--- Short problem ---
Select the lines that contain "империи" and copy each of them.

--- Input material ---

--

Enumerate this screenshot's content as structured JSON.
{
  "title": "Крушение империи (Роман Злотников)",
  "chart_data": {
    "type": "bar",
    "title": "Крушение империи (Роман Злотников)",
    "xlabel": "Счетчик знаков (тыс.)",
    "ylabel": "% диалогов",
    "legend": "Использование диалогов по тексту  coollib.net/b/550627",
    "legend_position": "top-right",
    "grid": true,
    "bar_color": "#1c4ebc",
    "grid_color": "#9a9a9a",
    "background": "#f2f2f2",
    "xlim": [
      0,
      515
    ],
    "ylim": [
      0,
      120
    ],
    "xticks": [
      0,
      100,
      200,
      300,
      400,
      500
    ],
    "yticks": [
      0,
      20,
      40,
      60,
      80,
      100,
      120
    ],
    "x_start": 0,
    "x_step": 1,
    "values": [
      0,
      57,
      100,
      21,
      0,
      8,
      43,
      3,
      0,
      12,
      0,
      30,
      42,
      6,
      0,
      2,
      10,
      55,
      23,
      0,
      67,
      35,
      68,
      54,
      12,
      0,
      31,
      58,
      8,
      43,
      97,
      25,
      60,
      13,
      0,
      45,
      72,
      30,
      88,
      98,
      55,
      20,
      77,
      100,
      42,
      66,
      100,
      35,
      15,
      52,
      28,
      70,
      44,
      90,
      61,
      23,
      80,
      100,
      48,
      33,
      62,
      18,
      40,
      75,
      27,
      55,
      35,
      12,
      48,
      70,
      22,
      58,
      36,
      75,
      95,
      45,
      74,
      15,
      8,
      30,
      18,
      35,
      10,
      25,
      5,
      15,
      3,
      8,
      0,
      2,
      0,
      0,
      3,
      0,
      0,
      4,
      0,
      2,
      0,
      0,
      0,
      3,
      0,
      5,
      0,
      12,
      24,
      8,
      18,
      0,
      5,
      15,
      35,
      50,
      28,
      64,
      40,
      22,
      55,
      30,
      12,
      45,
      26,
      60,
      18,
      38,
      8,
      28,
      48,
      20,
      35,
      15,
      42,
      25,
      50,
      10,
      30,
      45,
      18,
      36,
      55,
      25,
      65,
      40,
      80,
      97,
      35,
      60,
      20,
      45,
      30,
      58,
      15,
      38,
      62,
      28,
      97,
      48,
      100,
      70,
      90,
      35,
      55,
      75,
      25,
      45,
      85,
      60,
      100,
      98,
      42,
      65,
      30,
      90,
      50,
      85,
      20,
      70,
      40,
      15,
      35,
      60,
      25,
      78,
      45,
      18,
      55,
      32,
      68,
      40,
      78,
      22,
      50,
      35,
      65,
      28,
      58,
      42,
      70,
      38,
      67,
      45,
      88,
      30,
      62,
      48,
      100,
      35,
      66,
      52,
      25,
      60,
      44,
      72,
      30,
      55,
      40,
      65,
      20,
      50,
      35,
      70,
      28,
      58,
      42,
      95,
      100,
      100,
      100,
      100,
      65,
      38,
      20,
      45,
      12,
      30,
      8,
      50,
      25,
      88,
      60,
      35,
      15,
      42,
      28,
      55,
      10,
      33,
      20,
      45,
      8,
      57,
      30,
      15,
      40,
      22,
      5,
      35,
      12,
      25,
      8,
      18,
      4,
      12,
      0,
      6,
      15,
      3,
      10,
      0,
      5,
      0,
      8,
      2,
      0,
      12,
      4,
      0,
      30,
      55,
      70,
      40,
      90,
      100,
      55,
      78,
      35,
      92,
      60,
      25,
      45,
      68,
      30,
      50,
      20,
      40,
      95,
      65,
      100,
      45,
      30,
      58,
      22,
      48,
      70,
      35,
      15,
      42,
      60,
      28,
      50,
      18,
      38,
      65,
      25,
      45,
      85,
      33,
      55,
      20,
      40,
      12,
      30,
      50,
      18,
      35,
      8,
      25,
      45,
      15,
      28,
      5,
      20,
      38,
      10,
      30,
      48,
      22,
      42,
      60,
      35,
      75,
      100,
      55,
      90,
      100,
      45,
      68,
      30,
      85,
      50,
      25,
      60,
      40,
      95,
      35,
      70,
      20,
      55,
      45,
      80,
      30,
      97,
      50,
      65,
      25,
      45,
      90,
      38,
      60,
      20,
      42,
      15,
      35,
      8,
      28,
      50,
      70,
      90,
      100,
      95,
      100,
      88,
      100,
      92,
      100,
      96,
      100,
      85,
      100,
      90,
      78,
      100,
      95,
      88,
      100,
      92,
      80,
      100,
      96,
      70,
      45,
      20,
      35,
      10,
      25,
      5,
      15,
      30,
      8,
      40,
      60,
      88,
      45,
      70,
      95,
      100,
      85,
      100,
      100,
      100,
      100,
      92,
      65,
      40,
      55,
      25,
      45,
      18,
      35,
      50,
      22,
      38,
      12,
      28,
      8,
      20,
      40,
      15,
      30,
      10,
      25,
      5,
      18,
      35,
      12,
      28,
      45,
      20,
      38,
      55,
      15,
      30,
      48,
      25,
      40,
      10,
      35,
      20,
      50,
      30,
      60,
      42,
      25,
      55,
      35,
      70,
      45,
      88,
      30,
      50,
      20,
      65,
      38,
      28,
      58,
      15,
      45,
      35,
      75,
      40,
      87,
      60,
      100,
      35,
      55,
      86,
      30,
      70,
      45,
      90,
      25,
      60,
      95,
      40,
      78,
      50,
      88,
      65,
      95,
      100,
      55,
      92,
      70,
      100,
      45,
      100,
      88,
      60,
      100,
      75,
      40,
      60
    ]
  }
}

--

--- Answer to this task ---
  "title": "Крушение империи (Роман Злотников)",
    "title": "Крушение империи (Роман Злотников)",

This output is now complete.